━━━ RECORDED INFORMATION
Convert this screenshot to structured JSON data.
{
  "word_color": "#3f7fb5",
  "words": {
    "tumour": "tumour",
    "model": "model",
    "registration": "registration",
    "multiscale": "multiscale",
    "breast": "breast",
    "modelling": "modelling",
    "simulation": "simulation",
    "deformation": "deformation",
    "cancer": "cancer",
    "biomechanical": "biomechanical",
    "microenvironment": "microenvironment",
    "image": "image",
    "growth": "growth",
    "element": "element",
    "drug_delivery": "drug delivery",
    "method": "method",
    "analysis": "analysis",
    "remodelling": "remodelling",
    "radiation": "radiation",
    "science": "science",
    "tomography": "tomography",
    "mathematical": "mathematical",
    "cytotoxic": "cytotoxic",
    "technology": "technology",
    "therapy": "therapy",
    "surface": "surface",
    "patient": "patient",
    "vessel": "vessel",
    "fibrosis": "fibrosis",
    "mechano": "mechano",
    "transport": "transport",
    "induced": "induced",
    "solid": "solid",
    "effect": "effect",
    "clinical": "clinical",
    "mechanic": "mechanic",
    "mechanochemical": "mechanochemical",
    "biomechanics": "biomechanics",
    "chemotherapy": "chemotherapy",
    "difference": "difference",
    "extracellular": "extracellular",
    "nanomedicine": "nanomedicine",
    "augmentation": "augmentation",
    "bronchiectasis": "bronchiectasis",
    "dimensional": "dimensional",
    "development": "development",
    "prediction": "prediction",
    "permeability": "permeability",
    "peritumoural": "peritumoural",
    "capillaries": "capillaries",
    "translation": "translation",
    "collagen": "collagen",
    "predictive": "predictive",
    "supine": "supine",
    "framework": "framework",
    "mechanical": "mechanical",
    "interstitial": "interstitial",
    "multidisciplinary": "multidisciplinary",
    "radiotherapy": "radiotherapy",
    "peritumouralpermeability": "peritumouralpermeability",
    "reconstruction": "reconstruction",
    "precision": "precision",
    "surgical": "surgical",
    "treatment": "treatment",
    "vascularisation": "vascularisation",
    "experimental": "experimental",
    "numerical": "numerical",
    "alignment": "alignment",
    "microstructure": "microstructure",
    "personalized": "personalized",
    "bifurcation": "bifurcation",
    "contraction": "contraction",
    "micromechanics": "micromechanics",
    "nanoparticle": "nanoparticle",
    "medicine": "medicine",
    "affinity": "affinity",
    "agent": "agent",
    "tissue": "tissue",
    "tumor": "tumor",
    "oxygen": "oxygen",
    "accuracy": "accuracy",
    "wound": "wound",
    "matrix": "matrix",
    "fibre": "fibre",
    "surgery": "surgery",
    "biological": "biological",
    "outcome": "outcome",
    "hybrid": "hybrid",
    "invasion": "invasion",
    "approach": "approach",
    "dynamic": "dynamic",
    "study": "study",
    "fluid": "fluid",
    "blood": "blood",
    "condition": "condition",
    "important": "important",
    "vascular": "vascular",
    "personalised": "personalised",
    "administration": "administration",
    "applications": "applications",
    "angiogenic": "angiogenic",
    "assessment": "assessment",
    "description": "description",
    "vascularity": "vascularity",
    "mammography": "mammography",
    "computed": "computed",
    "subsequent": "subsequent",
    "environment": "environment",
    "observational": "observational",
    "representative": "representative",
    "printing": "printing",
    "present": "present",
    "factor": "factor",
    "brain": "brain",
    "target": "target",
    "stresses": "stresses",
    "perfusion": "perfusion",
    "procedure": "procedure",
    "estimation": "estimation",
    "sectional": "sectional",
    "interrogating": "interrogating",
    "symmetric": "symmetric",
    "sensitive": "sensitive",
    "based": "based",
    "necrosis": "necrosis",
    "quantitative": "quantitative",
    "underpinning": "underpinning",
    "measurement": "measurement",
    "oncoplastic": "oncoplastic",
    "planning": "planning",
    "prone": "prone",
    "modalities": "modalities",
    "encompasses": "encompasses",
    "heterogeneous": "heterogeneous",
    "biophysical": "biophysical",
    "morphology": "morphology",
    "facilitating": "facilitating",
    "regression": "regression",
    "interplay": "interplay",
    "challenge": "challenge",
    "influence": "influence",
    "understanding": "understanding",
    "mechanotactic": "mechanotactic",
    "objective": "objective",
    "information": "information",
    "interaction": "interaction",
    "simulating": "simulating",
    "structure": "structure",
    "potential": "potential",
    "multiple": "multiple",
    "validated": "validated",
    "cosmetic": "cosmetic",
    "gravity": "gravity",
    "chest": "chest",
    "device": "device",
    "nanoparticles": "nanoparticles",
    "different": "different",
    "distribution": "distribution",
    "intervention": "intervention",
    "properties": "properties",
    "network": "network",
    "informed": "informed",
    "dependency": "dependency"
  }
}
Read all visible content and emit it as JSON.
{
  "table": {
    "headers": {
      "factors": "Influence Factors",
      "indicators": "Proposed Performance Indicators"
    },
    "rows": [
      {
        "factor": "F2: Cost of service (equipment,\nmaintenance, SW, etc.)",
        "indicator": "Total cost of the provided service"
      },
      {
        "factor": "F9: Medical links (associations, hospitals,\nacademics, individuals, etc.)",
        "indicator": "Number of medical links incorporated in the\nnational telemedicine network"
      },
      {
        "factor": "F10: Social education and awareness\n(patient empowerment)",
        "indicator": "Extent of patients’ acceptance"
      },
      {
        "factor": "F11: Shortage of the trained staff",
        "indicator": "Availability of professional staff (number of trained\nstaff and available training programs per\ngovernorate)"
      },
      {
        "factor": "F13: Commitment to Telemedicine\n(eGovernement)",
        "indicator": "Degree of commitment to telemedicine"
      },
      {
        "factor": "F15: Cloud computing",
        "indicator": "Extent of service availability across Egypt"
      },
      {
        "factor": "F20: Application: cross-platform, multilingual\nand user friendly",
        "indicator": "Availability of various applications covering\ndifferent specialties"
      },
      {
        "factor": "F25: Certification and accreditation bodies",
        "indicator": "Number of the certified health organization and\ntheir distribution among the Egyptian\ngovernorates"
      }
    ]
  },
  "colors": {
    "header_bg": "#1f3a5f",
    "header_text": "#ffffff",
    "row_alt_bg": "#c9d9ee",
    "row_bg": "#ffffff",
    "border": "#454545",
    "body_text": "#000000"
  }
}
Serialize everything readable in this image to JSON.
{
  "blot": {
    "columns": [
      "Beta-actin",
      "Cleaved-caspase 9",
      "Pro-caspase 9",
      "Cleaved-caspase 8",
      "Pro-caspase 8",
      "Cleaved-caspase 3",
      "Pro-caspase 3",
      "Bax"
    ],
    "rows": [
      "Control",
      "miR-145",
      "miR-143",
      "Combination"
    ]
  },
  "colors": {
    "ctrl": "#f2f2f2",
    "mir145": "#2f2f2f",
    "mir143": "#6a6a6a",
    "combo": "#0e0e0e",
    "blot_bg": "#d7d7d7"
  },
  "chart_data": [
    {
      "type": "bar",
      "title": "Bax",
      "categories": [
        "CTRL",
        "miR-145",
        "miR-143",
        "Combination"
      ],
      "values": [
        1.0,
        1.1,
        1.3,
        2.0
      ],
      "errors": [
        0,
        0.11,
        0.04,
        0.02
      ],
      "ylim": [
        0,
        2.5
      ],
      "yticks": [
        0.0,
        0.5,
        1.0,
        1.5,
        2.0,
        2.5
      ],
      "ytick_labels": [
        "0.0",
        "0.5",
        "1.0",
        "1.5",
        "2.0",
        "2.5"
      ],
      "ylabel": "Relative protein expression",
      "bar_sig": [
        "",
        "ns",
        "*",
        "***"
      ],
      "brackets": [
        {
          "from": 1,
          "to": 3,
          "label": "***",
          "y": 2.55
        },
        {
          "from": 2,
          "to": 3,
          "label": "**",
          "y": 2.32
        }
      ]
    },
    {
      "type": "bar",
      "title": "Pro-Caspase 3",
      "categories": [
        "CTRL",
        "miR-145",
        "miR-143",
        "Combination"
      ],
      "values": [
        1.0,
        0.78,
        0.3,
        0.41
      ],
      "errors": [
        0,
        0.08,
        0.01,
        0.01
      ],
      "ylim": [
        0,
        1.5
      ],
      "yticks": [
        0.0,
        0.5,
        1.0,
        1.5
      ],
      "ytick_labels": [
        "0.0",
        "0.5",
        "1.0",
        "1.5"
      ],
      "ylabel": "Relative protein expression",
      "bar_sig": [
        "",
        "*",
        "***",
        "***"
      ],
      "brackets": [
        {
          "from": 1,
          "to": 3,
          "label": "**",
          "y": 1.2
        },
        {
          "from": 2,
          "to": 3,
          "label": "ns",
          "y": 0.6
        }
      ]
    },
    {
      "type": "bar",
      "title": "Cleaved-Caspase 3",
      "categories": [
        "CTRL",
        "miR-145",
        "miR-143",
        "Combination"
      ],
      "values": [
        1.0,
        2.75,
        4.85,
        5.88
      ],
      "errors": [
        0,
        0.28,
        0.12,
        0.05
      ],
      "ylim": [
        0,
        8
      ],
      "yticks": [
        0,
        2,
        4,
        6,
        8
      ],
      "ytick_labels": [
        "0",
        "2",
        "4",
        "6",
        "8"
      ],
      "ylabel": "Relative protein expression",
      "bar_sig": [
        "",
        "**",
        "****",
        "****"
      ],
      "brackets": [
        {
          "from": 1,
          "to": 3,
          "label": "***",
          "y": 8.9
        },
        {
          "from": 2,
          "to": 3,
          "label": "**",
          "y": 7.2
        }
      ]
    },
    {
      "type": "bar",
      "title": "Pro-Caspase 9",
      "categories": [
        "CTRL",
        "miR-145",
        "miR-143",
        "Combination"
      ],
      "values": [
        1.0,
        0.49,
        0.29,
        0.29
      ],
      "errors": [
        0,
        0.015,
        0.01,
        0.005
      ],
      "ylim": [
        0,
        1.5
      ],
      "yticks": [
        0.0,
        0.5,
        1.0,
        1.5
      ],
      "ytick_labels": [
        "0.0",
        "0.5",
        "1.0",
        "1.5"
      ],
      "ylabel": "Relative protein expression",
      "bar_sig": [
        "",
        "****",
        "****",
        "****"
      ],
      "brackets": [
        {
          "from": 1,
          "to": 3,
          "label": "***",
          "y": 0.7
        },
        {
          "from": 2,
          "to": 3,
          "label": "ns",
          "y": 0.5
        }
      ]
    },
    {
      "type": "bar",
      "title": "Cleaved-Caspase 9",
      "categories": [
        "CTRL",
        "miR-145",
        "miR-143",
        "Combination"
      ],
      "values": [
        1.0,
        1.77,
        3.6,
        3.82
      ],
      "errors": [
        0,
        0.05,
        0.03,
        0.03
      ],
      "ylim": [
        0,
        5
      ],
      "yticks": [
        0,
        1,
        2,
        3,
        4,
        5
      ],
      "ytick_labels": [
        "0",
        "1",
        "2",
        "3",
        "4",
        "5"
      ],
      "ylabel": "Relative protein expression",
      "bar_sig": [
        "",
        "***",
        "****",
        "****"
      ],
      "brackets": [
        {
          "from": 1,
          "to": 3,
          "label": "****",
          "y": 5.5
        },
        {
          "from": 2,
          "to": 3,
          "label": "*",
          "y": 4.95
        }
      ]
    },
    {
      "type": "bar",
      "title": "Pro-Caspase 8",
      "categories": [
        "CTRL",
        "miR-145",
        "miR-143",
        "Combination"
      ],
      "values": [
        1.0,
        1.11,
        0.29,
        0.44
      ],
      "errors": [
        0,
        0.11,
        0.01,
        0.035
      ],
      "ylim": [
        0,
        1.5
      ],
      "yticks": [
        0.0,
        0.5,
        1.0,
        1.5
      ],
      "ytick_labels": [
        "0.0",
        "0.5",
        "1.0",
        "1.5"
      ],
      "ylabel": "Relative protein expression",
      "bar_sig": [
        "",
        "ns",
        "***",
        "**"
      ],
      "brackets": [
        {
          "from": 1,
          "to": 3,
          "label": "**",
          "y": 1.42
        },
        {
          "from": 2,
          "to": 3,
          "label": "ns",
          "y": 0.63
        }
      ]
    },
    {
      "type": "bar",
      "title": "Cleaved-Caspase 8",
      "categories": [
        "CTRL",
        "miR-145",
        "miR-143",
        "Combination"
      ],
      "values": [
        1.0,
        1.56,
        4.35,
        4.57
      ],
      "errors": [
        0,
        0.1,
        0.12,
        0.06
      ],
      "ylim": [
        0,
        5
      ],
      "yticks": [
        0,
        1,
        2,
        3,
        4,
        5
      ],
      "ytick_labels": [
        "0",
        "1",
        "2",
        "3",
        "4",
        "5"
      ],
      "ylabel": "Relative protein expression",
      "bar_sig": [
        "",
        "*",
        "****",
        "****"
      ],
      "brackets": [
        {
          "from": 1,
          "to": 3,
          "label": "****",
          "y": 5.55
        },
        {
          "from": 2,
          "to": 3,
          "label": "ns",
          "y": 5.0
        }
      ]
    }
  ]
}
━━━━━━
**WHAT THIS TASK INVOLVES**
What lines of the listing contain the word "title"? Copy them all.

**YOUR RESPONSE**
      "title": "Bax",
      "title": "Pro-Caspase 3",
      "title": "Cleaved-Caspase 3",
      "title": "Pro-Caspase 9",
      "title": "Cleaved-Caspase 9",
      "title": "Pro-Caspase 8",
      "title": "Cleaved-Caspase 8",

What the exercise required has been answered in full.